Extracted data:
◇ ◇ ◇ ◇ ◇ ◇ ◇

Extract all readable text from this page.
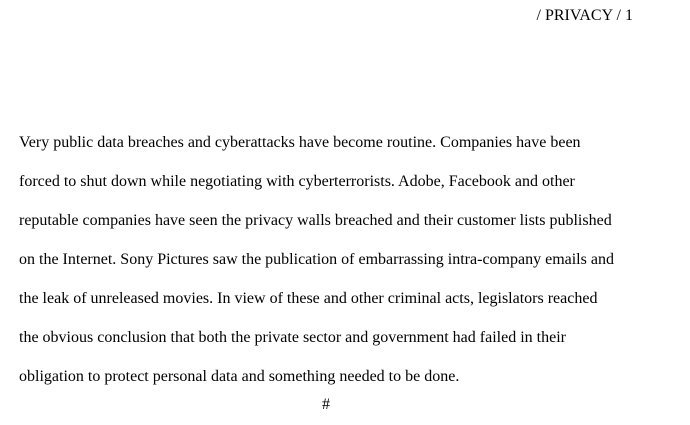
/ PRIVACY / 1
Very public data breaches and cyberattacks have become routine. Companies have been
forced to shut down while negotiating with cyberterrorists. Adobe, Facebook and other
reputable companies have seen the privacy walls breached and their customer lists published
on the Internet. Sony Pictures saw the publication of embarrassing intra-company emails and
the leak of unreleased movies. In view of these and other criminal acts, legislators reached
the obvious conclusion that both the private sector and government had failed in their
obligation to protect personal data and something needed to be done.
#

◇ ◇ ◇ ◇ ◇ ◇ ◇

Given task: Reproduce all of the material exactly, apart from the pictures.

Completed exercise:
Extract all readable text from this page.
/ PRIVACY / 1
Very public data breaches and cyberattacks have become routine. Companies have been
forced to shut down while negotiating with cyberterrorists. Adobe, Facebook and other
reputable companies have seen the privacy walls breached and their customer lists published
on the Internet. Sony Pictures saw the publication of embarrassing intra-company emails and
the leak of unreleased movies. In view of these and other criminal acts, legislators reached
the obvious conclusion that both the private sector and government had failed in their
obligation to protect personal data and something needed to be done.
#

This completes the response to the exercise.